▶ _Problem description_: Search the material for the string "Extract", then report how many lines hold it, with no other text.
>> START Entries
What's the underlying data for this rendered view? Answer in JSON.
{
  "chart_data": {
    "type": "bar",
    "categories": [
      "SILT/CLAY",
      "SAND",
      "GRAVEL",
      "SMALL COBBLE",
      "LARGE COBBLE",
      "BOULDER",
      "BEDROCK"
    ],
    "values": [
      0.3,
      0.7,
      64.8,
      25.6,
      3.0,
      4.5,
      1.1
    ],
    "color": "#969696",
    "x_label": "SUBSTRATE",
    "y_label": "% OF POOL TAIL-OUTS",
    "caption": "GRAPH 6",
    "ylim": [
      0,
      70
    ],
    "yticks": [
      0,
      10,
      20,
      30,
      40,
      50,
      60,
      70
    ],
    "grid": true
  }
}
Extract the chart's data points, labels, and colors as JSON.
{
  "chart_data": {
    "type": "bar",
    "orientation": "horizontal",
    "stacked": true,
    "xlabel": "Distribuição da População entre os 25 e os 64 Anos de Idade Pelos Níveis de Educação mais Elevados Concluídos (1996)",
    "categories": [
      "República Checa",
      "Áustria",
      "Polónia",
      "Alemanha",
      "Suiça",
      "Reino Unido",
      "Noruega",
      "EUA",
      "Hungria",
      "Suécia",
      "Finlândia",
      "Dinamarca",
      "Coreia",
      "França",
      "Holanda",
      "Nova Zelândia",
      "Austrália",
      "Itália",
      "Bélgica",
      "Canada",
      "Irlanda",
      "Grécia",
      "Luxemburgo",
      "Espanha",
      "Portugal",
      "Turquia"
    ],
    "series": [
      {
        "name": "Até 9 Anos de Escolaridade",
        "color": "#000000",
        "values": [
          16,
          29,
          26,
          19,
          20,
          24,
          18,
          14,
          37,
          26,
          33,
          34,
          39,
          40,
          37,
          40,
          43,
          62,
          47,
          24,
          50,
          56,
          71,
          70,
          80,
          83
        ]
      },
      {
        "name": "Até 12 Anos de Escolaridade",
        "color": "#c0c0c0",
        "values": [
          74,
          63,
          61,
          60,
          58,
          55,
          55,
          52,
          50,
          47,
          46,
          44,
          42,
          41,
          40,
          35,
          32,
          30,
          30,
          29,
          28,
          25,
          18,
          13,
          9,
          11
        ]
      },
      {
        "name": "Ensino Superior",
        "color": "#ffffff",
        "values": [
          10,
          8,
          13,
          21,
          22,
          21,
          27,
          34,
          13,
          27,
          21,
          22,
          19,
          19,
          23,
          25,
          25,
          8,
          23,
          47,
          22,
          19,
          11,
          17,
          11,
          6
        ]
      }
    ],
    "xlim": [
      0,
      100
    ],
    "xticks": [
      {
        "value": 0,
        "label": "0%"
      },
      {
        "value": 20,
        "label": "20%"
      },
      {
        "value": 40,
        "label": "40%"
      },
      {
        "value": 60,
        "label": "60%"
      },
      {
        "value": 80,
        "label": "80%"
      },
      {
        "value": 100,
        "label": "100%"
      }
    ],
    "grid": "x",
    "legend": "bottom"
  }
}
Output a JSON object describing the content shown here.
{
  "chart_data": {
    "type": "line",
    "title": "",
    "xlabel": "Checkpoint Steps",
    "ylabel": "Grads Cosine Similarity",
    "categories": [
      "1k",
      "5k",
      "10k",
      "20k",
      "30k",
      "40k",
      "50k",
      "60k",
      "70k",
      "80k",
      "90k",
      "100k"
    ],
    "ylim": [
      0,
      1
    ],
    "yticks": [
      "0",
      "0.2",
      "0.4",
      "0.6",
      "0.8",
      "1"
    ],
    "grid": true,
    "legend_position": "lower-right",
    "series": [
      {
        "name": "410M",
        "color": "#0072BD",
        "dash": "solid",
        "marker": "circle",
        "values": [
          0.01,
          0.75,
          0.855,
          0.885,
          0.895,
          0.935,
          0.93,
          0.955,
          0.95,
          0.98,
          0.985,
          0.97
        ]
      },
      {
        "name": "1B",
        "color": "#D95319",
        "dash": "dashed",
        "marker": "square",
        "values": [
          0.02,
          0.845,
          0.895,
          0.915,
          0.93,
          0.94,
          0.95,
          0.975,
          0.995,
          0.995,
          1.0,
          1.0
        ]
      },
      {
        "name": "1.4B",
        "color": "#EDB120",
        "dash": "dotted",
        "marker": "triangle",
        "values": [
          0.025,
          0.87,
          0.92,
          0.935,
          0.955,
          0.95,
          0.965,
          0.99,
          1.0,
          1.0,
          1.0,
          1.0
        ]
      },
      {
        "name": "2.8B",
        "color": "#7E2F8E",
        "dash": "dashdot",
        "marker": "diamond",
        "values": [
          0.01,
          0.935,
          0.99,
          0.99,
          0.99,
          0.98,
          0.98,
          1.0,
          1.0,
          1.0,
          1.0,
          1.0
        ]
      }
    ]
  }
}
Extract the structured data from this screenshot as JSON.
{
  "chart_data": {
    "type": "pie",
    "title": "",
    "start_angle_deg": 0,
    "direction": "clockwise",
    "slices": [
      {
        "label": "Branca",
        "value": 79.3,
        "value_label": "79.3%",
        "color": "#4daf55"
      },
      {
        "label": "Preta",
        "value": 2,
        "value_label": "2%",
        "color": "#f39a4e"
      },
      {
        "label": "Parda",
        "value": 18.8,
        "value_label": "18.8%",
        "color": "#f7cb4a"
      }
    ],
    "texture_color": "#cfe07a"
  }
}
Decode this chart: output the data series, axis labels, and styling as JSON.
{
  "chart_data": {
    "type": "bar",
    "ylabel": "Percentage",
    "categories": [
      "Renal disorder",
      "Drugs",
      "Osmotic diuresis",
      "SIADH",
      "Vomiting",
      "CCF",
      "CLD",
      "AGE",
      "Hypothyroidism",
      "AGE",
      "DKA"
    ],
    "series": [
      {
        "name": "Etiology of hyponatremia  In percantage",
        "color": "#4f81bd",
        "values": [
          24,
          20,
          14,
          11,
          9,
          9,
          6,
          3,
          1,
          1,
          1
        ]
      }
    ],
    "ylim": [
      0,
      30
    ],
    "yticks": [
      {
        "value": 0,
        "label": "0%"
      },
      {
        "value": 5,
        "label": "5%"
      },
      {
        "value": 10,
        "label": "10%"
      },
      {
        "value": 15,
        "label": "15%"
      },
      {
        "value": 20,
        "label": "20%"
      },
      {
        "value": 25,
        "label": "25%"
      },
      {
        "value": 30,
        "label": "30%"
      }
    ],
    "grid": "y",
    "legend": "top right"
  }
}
>> END Entries
▶ _Final answer_: 2